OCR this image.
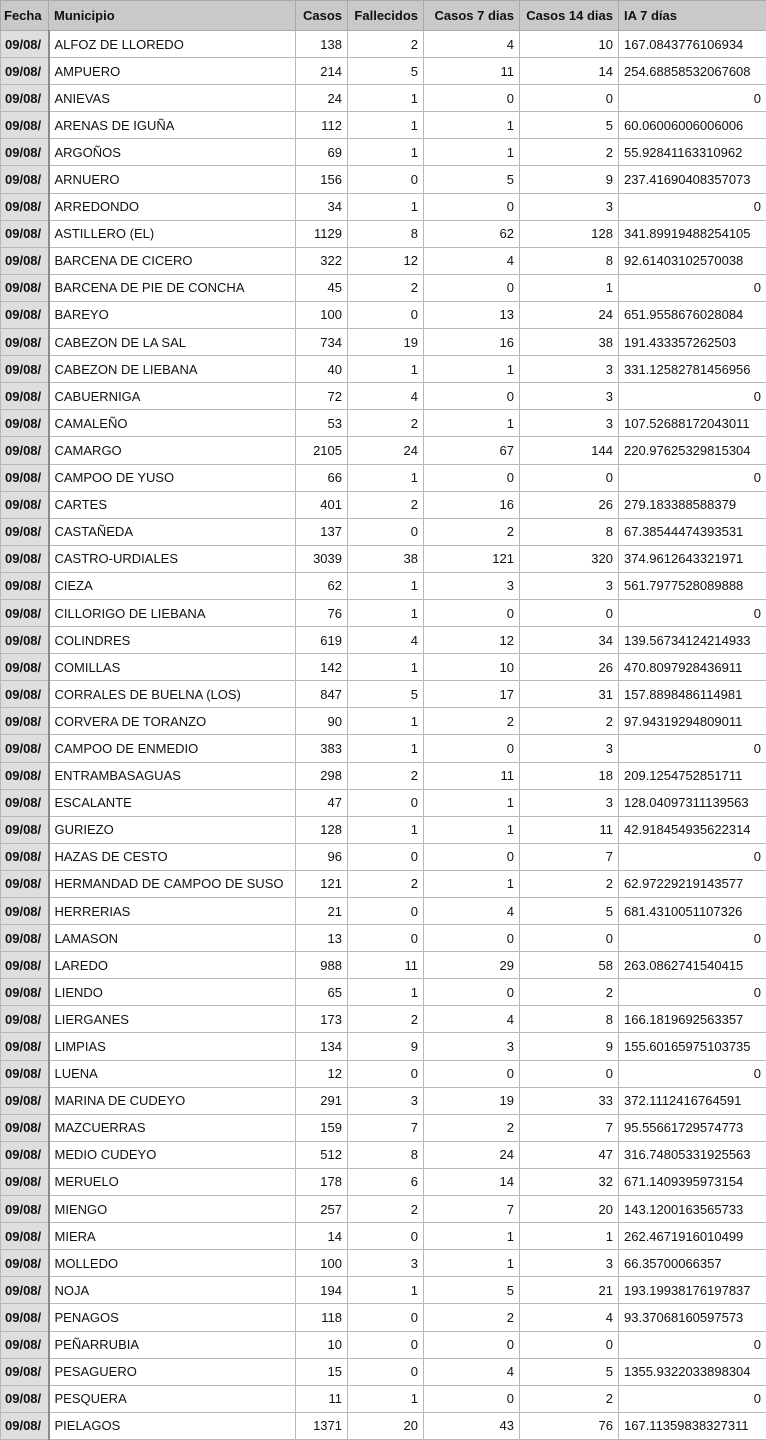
Fecha	Municipio	Casos	Fallecidos	Casos 7 dias	Casos 14 dias	IA 7 días
09/08/	ALFOZ DE LLOREDO	138	2	4	10	167.0843776106934
09/08/	AMPUERO	214	5	11	14	254.68858532067608
09/08/	ANIEVAS	24	1	0	0	0
09/08/	ARENAS DE IGUÑA	112	1	1	5	60.06006006006006
09/08/	ARGOÑOS	69	1	1	2	55.92841163310962
09/08/	ARNUERO	156	0	5	9	237.41690408357073
09/08/	ARREDONDO	34	1	0	3	0
09/08/	ASTILLERO (EL)	1129	8	62	128	341.89919488254105
09/08/	BARCENA DE CICERO	322	12	4	8	92.61403102570038
09/08/	BARCENA DE PIE DE CONCHA	45	2	0	1	0
09/08/	BAREYO	100	0	13	24	651.9558676028084
09/08/	CABEZON DE LA SAL	734	19	16	38	191.433357262503
09/08/	CABEZON DE LIEBANA	40	1	1	3	331.12582781456956
09/08/	CABUERNIGA	72	4	0	3	0
09/08/	CAMALEÑO	53	2	1	3	107.52688172043011
09/08/	CAMARGO	2105	24	67	144	220.97625329815304
09/08/	CAMPOO DE YUSO	66	1	0	0	0
09/08/	CARTES	401	2	16	26	279.183388588379
09/08/	CASTAÑEDA	137	0	2	8	67.38544474393531
09/08/	CASTRO-URDIALES	3039	38	121	320	374.9612643321971
09/08/	CIEZA	62	1	3	3	561.7977528089888
09/08/	CILLORIGO DE LIEBANA	76	1	0	0	0
09/08/	COLINDRES	619	4	12	34	139.56734124214933
09/08/	COMILLAS	142	1	10	26	470.8097928436911
09/08/	CORRALES DE BUELNA (LOS)	847	5	17	31	157.8898486114981
09/08/	CORVERA DE TORANZO	90	1	2	2	97.94319294809011
09/08/	CAMPOO DE ENMEDIO	383	1	0	3	0
09/08/	ENTRAMBASAGUAS	298	2	11	18	209.1254752851711
09/08/	ESCALANTE	47	0	1	3	128.04097311139563
09/08/	GURIEZO	128	1	1	11	42.918454935622314
09/08/	HAZAS DE CESTO	96	0	0	7	0
09/08/	HERMANDAD DE CAMPOO DE SUSO	121	2	1	2	62.97229219143577
09/08/	HERRERIAS	21	0	4	5	681.4310051107326
09/08/	LAMASON	13	0	0	0	0
09/08/	LAREDO	988	11	29	58	263.0862741540415
09/08/	LIENDO	65	1	0	2	0
09/08/	LIERGANES	173	2	4	8	166.1819692563357
09/08/	LIMPIAS	134	9	3	9	155.60165975103735
09/08/	LUENA	12	0	0	0	0
09/08/	MARINA DE CUDEYO	291	3	19	33	372.1112416764591
09/08/	MAZCUERRAS	159	7	2	7	95.55661729574773
09/08/	MEDIO CUDEYO	512	8	24	47	316.74805331925563
09/08/	MERUELO	178	6	14	32	671.1409395973154
09/08/	MIENGO	257	2	7	20	143.1200163565733
09/08/	MIERA	14	0	1	1	262.4671916010499
09/08/	MOLLEDO	100	3	1	3	66.35700066357
09/08/	NOJA	194	1	5	21	193.19938176197837
09/08/	PENAGOS	118	0	2	4	93.37068160597573
09/08/	PEÑARRUBIA	10	0	0	0	0
09/08/	PESAGUERO	15	0	4	5	1355.9322033898304
09/08/	PESQUERA	11	1	0	2	0
09/08/	PIELAGOS	1371	20	43	76	167.11359838327311
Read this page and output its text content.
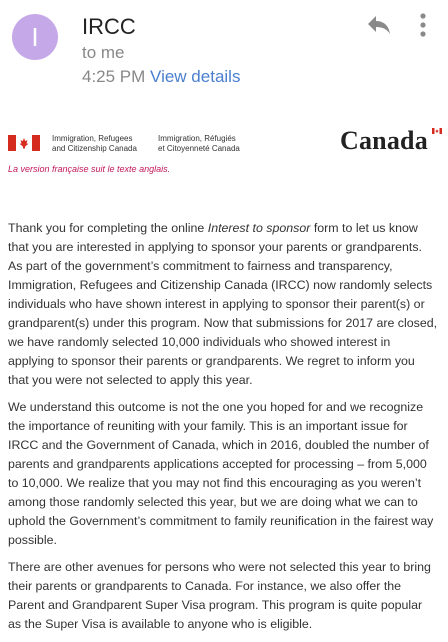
I	IRCC
to me
4:25 PM View details
Immigration, Refugees
and Citizenship Canada
Immigration, Réfugiés
et Citoyenneté Canada	Canada
La version française suit le texte anglais.

Thank you for completing the online Interest to sponsor form to let us know that you are interested in applying to sponsor your parents or grandparents. As part of the government’s commitment to fairness and transparency, Immigration, Refugees and Citizenship Canada (IRCC) now randomly selects individuals who have shown interest in applying to sponsor their parent(s) or grandparent(s) under this program. Now that submissions for 2017 are closed, we have randomly selected 10,000 individuals who showed interest in applying to sponsor their parents or grandparents. We regret to inform you that you were not selected to apply this year.

We understand this outcome is not the one you hoped for and we recognize the importance of reuniting with your family. This is an important issue for IRCC and the Government of Canada, which in 2016, doubled the number of parents and grandparents applications accepted for processing – from 5,000 to 10,000. We realize that you may not find this encouraging as you weren’t among those randomly selected this year, but we are doing what we can to uphold the Government’s commitment to family reunification in the fairest way possible.

There are other avenues for persons who were not selected this year to bring their parents or grandparents to Canada. For instance, we also offer the Parent and Grandparent Super Visa program. This program is quite popular as the Super Visa is available to anyone who is eligible.
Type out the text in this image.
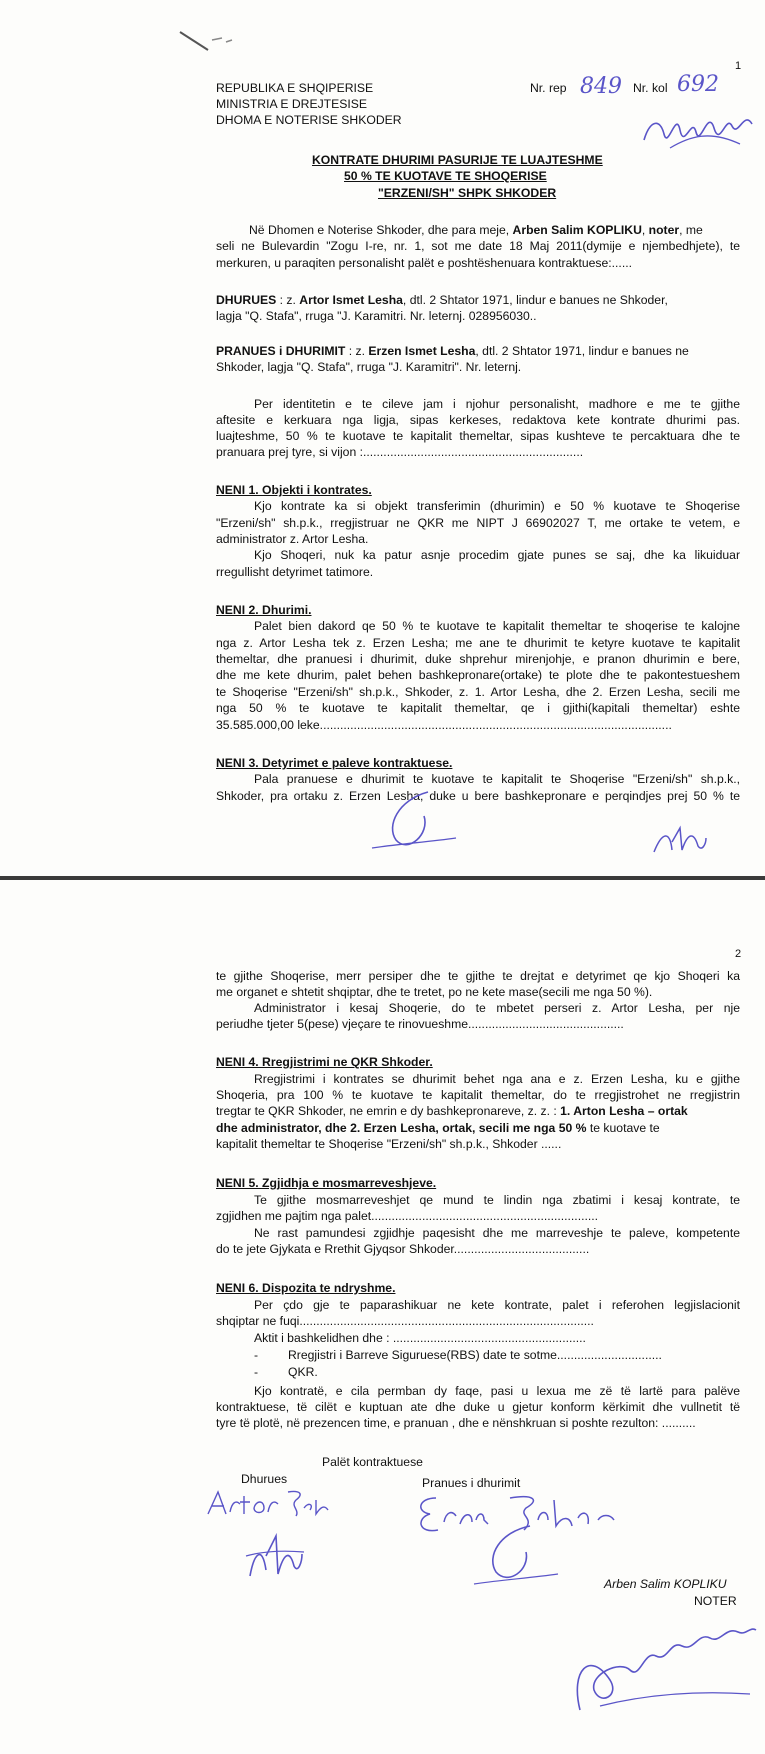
1
REPUBLIKA E SHQIPERISE
MINISTRIA E DREJTESISE
DHOMA E NOTERISE SHKODER
Nr. rep 849 Nr. kol 692
KONTRATE DHURIMI PASURIJE TE LUAJTESHME
50 % TE KUOTAVE TE SHOQERISE
"ERZENI/SH" SHPK SHKODER
Në Dhomen e Noterise Shkoder, dhe para meje, Arben Salim KOPLIKU, noter, me
seli ne Bulevardin "Zogu I-re, nr. 1, sot me date 18 Maj 2011(dymije e njembedhjete), te
merkuren, u paraqiten personalisht palët e poshtëshenuara kontraktuese:......
DHURUES : z. Artor Ismet Lesha, dtl. 2 Shtator 1971, lindur e banues ne Shkoder,
lagja "Q. Stafa", rruga "J. Karamitri. Nr. leternj. 028956030..
PRANUES i DHURIMIT : z. Erzen Ismet Lesha, dtl. 2 Shtator 1971, lindur e banues ne
Shkoder, lagja "Q. Stafa", rruga "J. Karamitri". Nr. leternj.
Per identitetin e te cileve jam i njohur personalisht, madhore e me te gjithe
aftesite e kerkuara nga ligja, sipas kerkeses, redaktova kete kontrate dhurimi pas.
luajteshme, 50 % te kuotave te kapitalit themeltar, sipas kushteve te percaktuara dhe te
pranuara prej tyre, si vijon :.................................................................
NENI 1. Objekti i kontrates.
Kjo kontrate ka si objekt transferimin (dhurimin) e 50 % kuotave te Shoqerise
"Erzeni/sh" sh.p.k., rregjistruar ne QKR me NIPT J 66902027 T, me ortake te vetem, e
administrator z. Artor Lesha.
Kjo Shoqeri, nuk ka patur asnje procedim gjate punes se saj, dhe ka likuiduar
rregullisht detyrimet tatimore.
NENI 2. Dhurimi.
Palet bien dakord qe 50 % te kuotave te kapitalit themeltar te shoqerise te kalojne
nga z. Artor Lesha tek z. Erzen Lesha; me ane te dhurimit te ketyre kuotave te kapitalit
themeltar, dhe pranuesi i dhurimit, duke shprehur mirenjohje, e pranon dhurimin e bere,
dhe me kete dhurim, palet behen bashkepronare(ortake) te plote dhe te pakontestueshem
te Shoqerise "Erzeni/sh" sh.p.k., Shkoder, z. 1. Artor Lesha, dhe 2. Erzen Lesha, secili me
nga 50 % te kuotave te kapitalit themeltar, qe i gjithi(kapitali themeltar) eshte
35.585.000,00 leke........................................................................................................
NENI 3. Detyrimet e paleve kontraktuese.
Pala pranuese e dhurimit te kuotave te kapitalit te Shoqerise "Erzeni/sh" sh.p.k.,
Shkoder, pra ortaku z. Erzen Lesha, duke u bere bashkepronare e perqindjes prej 50 % te
2
te gjithe Shoqerise, merr persiper dhe te gjithe te drejtat e detyrimet qe kjo Shoqeri ka
me organet e shtetit shqiptar, dhe te tretet, po ne kete mase(secili me nga 50 %).
Administrator i kesaj Shoqerie, do te mbetet perseri z. Artor Lesha, per nje
periudhe tjeter 5(pese) vjeçare te rinovueshme..............................................
NENI 4. Rregjistrimi ne QKR Shkoder.
Rregjistrimi i kontrates se dhurimit behet nga ana e z. Erzen Lesha, ku e gjithe
Shoqeria, pra 100 % te kuotave te kapitalit themeltar, do te rregjistrohet ne rregjistrin
tregtar te QKR Shkoder, ne emrin e dy bashkepronareve, z. z. : 1. Arton Lesha – ortak
dhe administrator, dhe 2. Erzen Lesha, ortak, secili me nga 50 % te kuotave te
kapitalit themeltar te Shoqerise "Erzeni/sh" sh.p.k., Shkoder ......
NENI 5. Zgjidhja e mosmarreveshjeve.
Te gjithe mosmarreveshjet qe mund te lindin nga zbatimi i kesaj kontrate, te
zgjidhen me pajtim nga palet...................................................................
Ne rast pamundesi zgjidhje paqesisht dhe me marreveshje te paleve, kompetente
do te jete Gjykata e Rrethit Gjyqsor Shkoder........................................
NENI 6. Dispozita te ndryshme.
Per çdo gje te paparashikuar ne kete kontrate, palet i referohen legjislacionit
shqiptar ne fuqi.......................................................................................
Aktit i bashkelidhen dhe : .........................................................
- Rregjistri i Barreve Siguruese(RBS) date te sotme...............................
- QKR.
Kjo kontratë, e cila permban dy faqe, pasi u lexua me zë të lartë para palëve
kontraktuese, të cilët e kuptuan ate dhe duke u gjetur konform kërkimit dhe vullnetit të
tyre të plotë, në prezencen time, e pranuan , dhe e nënshkruan si poshte rezulton: ..........
Palët kontraktuese
Dhurues	Pranues i dhurimit
Arben Salim KOPLIKU
NOTER
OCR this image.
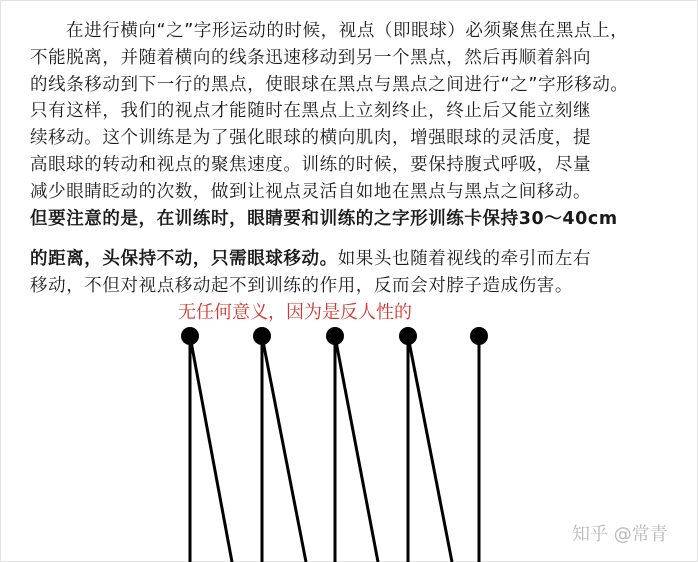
在进行横向“之”字形运动的时候，视点（即眼球）必须聚焦在黑点上，
不能脱离，并随着横向的线条迅速移动到另一个黑点，然后再顺着斜向
的线条移动到下一行的黑点，使眼球在黑点与黑点之间进行“之”字形移动。
只有这样，我们的视点才能随时在黑点上立刻终止，终止后又能立刻继
续移动。这个训练是为了强化眼球的横向肌肉，增强眼球的灵活度，提
高眼球的转动和视点的聚焦速度。训练的时候，要保持腹式呼吸，尽量
减少眼睛眨动的次数，做到让视点灵活自如地在黑点与黑点之间移动。
但要注意的是，在训练时，眼睛要和训练的之字形训练卡保持30～40cm
的距离，头保持不动，只需眼球移动。如果头也随着视线的牵引而左右
移动，不但对视点移动起不到训练的作用，反而会对脖子造成伤害。
无任何意义，因为是反人性的
知乎 @常青
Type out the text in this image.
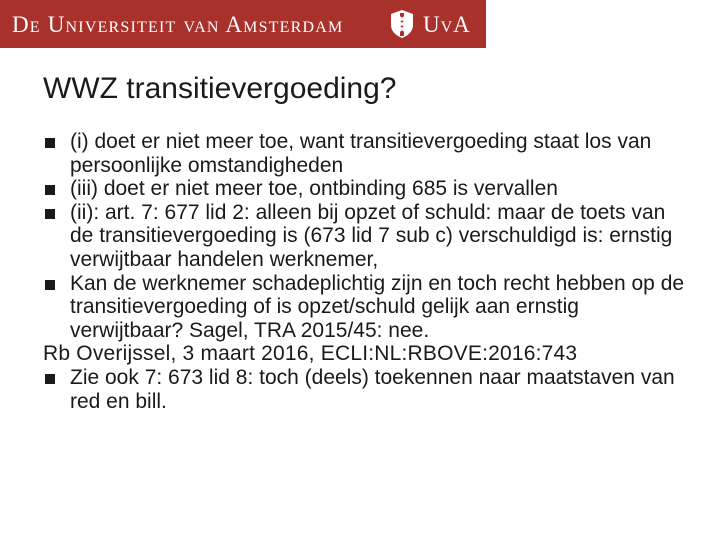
De Universiteit van Amsterdam	UvA
WWZ transitievergoeding?
(i) doet er niet meer toe, want transitievergoeding staat los van persoonlijke omstandigheden
(iii) doet er niet meer toe, ontbinding 685 is vervallen
(ii): art. 7: 677 lid 2: alleen bij opzet of schuld: maar de toets van de transitievergoeding is (673 lid 7 sub c) verschuldigd is: ernstig verwijtbaar handelen werknemer,
Kan de werknemer schadeplichtig zijn en toch recht hebben op de transitievergoeding of is opzet/schuld gelijk aan ernstig verwijtbaar? Sagel, TRA 2015/45: nee.
Rb Overijssel, 3 maart 2016, ECLI:NL:RBOVE:2016:743
Zie ook 7: 673 lid 8: toch (deels) toekennen naar maatstaven van red en bill.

*GOAL:*
From the entries above, copy each line holding "Karamitri".

*SOLUTION TO THIS PROBLEM:*
lagja "Q. Stafa", rruga "J. Karamitri. Nr. leternj. 028956030..
Shkoder, lagja "Q. Stafa", rruga "J. Karamitri". Nr. leternj.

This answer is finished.